▸ WORK TO BE COMPLETED
From the listing below, pull out all lines with "carrier" in them.

——————————

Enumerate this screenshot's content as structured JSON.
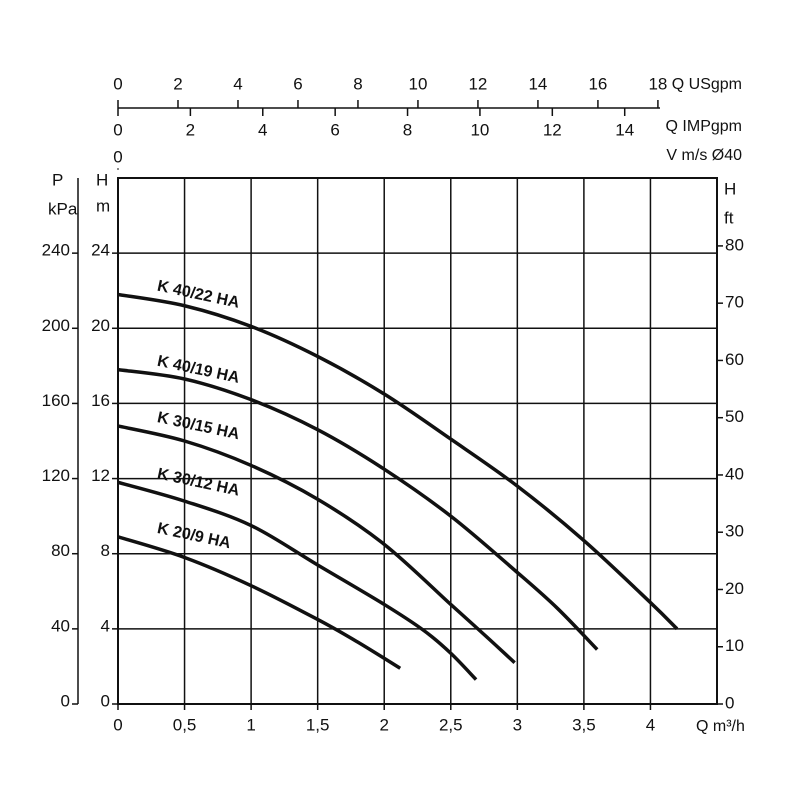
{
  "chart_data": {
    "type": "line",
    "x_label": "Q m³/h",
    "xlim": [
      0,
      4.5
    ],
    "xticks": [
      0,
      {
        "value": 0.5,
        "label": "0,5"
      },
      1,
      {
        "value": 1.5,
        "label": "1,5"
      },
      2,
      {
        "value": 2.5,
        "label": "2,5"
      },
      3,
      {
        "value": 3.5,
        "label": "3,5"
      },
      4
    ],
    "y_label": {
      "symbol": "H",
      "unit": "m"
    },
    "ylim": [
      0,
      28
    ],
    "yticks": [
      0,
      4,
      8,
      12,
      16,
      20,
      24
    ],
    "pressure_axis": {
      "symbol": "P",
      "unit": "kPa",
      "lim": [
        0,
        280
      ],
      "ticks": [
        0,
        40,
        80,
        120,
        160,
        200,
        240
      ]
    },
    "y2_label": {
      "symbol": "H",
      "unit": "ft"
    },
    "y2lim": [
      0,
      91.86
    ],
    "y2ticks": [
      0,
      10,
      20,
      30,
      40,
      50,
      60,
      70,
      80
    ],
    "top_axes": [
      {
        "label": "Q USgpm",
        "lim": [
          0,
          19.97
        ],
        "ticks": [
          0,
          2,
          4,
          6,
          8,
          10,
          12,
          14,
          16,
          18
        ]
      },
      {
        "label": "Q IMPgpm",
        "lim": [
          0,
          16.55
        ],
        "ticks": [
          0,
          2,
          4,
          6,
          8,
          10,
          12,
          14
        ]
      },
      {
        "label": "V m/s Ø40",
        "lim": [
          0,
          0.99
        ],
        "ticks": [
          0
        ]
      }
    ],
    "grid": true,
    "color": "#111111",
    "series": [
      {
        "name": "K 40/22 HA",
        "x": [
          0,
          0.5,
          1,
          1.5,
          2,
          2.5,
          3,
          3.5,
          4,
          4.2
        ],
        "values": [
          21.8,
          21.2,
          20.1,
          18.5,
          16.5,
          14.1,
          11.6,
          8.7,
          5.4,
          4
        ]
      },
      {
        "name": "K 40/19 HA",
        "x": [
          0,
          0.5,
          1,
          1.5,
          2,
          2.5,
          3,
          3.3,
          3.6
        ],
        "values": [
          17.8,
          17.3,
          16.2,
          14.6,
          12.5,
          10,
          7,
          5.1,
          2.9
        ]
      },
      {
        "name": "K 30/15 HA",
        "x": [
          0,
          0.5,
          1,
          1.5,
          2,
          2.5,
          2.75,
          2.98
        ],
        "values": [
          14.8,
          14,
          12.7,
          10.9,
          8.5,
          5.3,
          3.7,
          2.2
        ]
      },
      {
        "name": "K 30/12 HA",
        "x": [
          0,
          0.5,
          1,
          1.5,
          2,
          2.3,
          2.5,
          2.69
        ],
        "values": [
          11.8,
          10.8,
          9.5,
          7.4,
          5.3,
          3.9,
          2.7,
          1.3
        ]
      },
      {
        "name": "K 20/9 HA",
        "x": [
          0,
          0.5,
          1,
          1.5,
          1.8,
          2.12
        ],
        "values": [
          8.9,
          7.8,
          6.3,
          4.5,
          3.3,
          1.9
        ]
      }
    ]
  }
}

——————————

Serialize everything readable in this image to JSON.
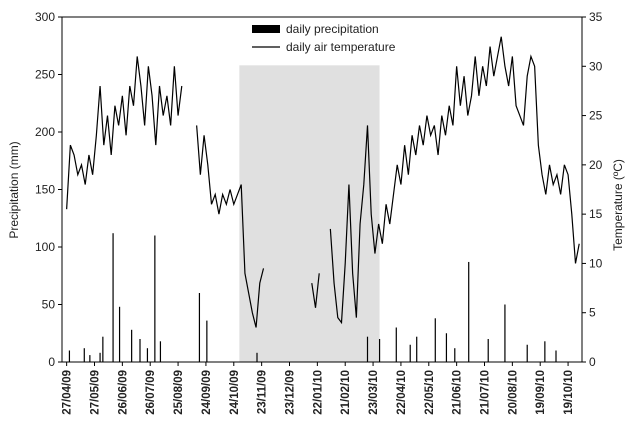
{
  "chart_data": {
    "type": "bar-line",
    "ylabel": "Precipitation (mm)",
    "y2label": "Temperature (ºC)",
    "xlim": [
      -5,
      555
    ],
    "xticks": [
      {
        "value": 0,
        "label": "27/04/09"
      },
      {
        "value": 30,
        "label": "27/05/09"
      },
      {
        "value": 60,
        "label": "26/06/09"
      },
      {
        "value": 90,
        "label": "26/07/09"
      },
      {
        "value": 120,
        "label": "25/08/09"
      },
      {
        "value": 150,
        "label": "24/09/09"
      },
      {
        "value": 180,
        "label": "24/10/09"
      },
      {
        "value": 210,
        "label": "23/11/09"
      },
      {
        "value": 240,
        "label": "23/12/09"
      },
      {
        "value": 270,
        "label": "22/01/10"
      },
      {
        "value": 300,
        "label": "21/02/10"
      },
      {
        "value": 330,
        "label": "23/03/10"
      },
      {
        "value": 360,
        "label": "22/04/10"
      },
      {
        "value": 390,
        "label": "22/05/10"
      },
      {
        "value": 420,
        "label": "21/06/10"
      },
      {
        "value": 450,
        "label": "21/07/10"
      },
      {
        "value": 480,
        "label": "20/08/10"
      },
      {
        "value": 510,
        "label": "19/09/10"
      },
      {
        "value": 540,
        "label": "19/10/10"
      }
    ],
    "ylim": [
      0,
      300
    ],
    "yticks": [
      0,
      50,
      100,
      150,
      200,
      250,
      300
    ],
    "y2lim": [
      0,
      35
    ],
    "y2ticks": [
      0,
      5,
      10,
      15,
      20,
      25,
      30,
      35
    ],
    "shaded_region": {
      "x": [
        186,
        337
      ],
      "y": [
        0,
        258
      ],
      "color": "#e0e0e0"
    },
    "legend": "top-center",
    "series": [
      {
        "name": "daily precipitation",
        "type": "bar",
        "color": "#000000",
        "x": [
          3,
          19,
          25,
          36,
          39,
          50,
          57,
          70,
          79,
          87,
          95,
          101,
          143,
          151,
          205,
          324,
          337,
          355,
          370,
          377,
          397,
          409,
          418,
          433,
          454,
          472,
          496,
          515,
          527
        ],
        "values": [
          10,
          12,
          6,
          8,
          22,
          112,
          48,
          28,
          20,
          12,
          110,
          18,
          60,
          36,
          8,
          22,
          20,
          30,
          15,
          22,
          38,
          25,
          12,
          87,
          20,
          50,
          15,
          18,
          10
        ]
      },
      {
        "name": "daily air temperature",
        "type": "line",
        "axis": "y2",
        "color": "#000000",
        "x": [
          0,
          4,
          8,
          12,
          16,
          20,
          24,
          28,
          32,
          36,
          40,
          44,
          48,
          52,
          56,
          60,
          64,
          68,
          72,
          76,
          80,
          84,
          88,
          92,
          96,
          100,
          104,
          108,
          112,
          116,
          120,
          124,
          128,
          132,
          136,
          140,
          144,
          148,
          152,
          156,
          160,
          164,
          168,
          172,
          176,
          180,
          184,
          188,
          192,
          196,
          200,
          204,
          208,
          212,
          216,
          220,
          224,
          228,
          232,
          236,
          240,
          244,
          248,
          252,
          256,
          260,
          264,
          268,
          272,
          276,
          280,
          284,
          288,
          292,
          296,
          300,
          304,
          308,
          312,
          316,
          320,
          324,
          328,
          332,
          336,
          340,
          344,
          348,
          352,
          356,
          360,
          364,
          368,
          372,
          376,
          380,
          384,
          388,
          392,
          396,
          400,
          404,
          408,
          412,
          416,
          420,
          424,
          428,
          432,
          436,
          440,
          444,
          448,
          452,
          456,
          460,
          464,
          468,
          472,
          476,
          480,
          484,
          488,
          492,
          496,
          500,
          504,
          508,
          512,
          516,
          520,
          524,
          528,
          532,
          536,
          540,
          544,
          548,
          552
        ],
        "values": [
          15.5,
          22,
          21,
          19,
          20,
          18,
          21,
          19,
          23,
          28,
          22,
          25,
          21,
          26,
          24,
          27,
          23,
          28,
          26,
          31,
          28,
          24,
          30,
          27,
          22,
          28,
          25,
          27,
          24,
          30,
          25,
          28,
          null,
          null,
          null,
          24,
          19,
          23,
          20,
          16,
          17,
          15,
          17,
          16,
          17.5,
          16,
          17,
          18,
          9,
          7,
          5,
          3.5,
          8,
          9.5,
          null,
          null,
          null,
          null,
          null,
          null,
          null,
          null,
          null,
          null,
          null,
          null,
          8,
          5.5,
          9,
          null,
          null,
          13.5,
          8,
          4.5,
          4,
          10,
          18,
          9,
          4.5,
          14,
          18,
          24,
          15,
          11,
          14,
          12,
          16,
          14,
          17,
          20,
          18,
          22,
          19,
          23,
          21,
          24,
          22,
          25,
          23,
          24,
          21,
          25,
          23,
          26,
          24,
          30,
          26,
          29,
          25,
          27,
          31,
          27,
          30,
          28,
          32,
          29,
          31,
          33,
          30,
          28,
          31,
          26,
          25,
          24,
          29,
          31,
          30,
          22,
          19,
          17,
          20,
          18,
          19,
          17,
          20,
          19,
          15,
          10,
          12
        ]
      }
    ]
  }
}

——————————

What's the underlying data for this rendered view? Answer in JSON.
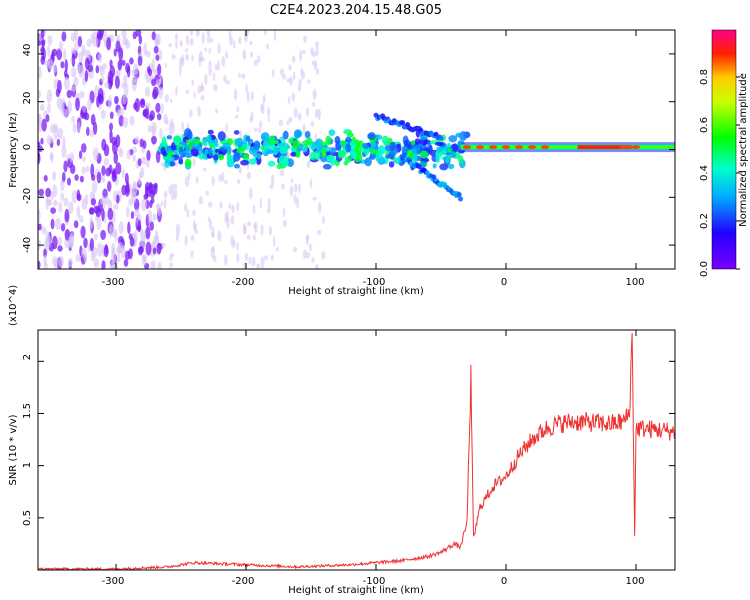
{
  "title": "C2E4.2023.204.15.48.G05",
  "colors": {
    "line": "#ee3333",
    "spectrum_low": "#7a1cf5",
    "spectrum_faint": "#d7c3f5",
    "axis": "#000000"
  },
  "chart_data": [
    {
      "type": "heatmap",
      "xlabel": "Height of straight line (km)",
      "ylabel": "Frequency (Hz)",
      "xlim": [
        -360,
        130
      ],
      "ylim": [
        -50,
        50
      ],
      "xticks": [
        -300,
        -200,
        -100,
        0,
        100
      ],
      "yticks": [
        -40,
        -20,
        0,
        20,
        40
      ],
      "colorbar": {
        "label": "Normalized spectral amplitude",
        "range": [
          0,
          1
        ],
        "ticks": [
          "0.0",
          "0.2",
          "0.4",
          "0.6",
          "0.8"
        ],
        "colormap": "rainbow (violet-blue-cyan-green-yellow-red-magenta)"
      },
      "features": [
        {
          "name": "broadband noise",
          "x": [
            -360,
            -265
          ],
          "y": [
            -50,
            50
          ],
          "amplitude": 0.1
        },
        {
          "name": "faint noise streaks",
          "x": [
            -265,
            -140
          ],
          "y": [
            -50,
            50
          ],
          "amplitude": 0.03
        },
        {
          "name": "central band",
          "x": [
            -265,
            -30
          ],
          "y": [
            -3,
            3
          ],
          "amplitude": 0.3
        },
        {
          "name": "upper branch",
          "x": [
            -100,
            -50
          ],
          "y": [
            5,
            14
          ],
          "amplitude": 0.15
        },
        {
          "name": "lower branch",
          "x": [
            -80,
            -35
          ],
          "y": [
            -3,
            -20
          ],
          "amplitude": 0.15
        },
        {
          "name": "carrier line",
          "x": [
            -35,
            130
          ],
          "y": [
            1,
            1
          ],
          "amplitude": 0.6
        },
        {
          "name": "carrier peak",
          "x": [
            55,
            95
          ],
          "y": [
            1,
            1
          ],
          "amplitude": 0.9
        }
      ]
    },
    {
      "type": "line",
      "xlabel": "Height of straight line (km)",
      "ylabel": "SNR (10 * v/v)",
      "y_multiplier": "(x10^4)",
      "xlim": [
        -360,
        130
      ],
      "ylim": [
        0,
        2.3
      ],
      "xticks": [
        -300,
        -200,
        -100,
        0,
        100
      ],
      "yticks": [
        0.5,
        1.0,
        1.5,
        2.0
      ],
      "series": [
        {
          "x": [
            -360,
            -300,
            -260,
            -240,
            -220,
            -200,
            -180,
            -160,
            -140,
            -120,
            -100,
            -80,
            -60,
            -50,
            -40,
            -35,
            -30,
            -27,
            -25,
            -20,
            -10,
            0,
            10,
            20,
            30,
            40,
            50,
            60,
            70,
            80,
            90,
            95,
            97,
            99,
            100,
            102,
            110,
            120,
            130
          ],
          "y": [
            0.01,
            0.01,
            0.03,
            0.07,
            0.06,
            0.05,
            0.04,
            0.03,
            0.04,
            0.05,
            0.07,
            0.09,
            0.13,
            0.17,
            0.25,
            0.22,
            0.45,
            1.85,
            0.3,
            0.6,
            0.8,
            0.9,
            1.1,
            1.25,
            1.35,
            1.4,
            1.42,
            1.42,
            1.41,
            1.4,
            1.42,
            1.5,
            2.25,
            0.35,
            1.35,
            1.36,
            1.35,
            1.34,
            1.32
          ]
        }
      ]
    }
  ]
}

——————————

▸ RESPONSE FOR THIS EXERCISE
          "name": "carrier line",
          "name": "carrier peak",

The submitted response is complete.